▶ _Directions for this task_: Pull out every line of the listing below where "Department" appears.

▶ _Material provided_:
╭──
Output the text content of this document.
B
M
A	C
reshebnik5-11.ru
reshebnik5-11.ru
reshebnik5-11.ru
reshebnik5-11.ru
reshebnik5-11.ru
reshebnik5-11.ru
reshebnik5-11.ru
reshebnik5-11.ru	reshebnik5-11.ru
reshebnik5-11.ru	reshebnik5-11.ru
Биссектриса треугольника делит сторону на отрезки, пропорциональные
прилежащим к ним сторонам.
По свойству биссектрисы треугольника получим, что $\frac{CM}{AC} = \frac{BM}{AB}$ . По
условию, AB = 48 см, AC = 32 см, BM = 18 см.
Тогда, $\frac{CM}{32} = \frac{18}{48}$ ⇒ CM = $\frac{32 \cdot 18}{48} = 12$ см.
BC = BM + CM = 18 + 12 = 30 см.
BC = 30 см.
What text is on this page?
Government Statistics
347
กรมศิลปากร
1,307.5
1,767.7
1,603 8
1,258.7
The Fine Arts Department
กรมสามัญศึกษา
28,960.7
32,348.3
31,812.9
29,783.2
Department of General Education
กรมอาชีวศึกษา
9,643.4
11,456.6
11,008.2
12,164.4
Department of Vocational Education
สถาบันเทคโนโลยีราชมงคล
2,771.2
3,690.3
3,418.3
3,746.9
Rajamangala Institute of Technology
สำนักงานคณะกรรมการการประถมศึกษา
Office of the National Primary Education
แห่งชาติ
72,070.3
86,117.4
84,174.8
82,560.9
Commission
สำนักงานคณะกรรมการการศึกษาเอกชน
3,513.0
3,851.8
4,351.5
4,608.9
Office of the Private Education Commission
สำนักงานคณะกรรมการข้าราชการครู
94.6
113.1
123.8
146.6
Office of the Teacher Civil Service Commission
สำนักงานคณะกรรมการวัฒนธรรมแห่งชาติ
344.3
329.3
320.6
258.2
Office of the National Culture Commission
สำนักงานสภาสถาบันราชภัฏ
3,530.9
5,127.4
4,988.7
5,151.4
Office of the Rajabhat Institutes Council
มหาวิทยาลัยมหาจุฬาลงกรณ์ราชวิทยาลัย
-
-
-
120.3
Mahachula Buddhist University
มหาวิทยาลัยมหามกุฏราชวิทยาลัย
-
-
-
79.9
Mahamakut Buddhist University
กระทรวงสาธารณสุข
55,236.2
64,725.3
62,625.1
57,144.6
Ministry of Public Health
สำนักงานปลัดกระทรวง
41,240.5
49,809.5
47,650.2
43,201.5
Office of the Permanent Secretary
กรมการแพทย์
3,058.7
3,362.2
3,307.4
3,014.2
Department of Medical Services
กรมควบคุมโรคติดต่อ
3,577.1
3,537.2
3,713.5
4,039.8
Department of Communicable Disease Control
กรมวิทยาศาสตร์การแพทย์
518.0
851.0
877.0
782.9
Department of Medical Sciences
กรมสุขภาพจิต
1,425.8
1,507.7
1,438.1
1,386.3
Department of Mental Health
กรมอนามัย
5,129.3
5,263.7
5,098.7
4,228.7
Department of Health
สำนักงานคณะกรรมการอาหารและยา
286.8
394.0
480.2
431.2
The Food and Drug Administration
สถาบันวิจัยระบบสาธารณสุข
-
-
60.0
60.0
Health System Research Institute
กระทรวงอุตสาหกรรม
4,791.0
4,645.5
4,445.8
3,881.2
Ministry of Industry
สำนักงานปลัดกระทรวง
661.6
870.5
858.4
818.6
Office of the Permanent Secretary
╰──
▶ _Solution below_:
The Fine Arts Department
Department of General Education
Department of Vocational Education
Department of Medical Services
Department of Communicable Disease Control
Department of Medical Sciences
Department of Mental Health
Department of Health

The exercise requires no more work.